* Begin Excerpt to read *
It
is like Jake Gittes’ Chinatown or the
Korean thriller Gangnam Blues, but
with “untouchables.” There will be big money to be made in Ernakulam real
estate, particularly if the developers can scoop up tomorrow’s prized tracts
today. Evicting the current landholders should be easy, particularly when they
are marginalized Dalits. That is where Balan Chettan’s gang comes in. However, when
the muscle develops a conscious it leads to a bad end for nearly everyone in
Rajeev Ravi’s three-hour Malayalam crime drama, Kammatti Paadam (trailer here), which screens during the 2016 Ithaca Fantastik film festival.
Mumbai
security guard Krishnan thought he had put his criminal days behind him, until
he gets a call from his old running mate Ganga. When a subsequent call is
terminated under suspicious circumstances, Krishnan returns to the title
village in rural Kochi to investigate. Given the D.O.A.-style in media res structure, it is safe to say Krishnan
will eventually get stabbed in the gut for his troubles. However, Krishnan will
be harder to kill than Edmond O’Brien.
* End Excerpt to read *
## Tasks
(a) According to the film review, at which festival does Kammatti Paadam screen?
(b) Decide whether each statement agrees with the film review, answering yes or no and quoting the deciding words: (i) Kammatti Paadam is a three-hour Malayalam crime drama. (ii) Krishnan works as a security guard in Kochi. (iii) Krishnan's old running mate is named Ganga.
(c) List every person or character named in the film review.
* Begin Data shown *
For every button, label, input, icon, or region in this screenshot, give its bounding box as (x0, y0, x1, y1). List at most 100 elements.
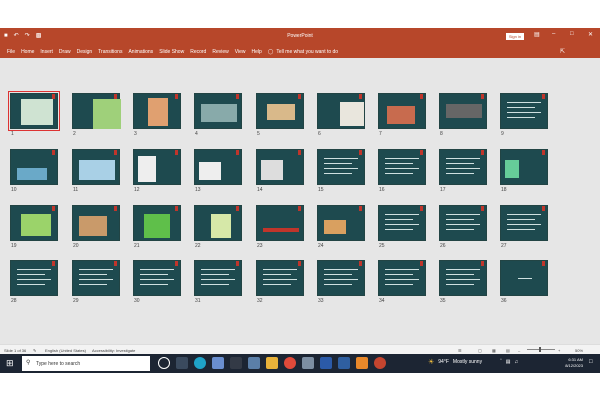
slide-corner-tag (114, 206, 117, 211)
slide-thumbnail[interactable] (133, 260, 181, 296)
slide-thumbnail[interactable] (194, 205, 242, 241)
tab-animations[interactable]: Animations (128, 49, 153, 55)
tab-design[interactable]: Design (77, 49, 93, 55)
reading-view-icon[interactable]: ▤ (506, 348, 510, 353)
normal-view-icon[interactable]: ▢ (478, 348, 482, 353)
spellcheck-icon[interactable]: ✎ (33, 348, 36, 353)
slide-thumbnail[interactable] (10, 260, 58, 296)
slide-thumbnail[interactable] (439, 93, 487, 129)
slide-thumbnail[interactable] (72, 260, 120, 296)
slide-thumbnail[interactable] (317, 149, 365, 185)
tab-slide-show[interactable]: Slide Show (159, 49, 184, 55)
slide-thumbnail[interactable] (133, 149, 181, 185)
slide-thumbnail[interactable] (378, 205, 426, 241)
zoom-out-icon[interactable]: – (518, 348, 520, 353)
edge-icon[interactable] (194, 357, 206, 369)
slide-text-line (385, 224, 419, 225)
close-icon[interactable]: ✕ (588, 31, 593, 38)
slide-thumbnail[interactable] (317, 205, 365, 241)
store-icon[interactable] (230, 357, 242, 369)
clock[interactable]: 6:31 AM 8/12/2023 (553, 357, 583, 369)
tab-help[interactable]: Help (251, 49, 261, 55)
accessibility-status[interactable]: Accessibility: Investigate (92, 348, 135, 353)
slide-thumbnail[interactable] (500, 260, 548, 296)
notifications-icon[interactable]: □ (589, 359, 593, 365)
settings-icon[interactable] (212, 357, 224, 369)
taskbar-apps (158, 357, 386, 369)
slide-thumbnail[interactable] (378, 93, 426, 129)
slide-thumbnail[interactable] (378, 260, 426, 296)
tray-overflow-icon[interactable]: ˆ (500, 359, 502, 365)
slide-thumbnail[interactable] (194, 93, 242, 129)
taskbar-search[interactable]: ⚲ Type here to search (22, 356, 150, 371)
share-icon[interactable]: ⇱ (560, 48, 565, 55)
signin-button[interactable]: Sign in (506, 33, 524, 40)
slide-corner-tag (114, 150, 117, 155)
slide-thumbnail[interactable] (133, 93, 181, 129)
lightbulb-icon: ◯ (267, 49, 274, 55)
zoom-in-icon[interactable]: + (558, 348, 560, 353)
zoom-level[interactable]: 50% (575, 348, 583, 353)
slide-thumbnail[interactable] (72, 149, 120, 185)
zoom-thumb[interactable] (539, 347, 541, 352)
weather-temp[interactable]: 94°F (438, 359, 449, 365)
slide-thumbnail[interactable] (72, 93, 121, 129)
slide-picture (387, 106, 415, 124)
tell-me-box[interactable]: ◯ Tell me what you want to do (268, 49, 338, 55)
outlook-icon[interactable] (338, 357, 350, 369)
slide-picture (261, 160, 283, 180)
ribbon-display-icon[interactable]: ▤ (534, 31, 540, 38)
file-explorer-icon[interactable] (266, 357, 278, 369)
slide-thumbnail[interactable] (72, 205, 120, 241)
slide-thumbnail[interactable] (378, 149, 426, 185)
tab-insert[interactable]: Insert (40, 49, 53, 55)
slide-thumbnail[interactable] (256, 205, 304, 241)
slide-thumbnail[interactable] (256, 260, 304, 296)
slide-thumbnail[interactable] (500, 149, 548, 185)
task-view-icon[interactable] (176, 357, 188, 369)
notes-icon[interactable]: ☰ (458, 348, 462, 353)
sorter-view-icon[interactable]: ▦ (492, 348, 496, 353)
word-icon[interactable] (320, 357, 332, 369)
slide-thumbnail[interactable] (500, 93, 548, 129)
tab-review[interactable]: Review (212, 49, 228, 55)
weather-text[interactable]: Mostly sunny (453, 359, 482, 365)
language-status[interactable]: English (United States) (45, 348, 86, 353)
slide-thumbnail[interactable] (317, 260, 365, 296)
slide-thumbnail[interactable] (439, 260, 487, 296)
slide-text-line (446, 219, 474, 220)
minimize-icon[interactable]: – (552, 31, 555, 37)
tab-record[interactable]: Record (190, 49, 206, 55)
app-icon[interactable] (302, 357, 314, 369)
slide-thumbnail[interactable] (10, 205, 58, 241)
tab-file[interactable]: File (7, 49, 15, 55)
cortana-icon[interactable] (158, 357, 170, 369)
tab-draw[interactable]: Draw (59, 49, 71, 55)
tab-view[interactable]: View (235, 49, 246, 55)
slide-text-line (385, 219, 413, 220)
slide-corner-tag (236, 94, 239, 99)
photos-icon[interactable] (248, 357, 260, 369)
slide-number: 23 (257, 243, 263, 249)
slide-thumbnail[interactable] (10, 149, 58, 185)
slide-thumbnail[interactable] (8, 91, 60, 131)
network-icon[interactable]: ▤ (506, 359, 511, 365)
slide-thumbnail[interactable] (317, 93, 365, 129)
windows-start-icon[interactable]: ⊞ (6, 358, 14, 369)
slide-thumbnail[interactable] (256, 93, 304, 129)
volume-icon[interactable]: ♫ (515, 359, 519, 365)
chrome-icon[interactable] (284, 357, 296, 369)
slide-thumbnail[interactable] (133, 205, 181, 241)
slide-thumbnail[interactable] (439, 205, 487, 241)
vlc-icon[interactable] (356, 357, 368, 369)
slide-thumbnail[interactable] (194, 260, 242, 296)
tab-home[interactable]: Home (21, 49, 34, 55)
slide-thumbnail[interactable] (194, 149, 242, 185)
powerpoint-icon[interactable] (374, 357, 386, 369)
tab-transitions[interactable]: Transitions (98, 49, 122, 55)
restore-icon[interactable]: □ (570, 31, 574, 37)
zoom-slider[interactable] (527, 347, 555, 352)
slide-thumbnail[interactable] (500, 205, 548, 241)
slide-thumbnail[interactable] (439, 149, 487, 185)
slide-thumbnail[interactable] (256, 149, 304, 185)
* End Data shown *
## The responses
(a) The 2016 Ithaca Fantastik film festival.

(b)
(i) Yes: "Rajeev Ravi’s three-hour Malayalam crime drama, Kammatti Paadam"
(ii) No: "Mumbai security guard Krishnan"
(iii) Yes: "his old running mate Ganga"

(c) Jake Gittes, Balan Chettan, Rajeev Ravi, Krishnan, Ganga, Edmond O’Brien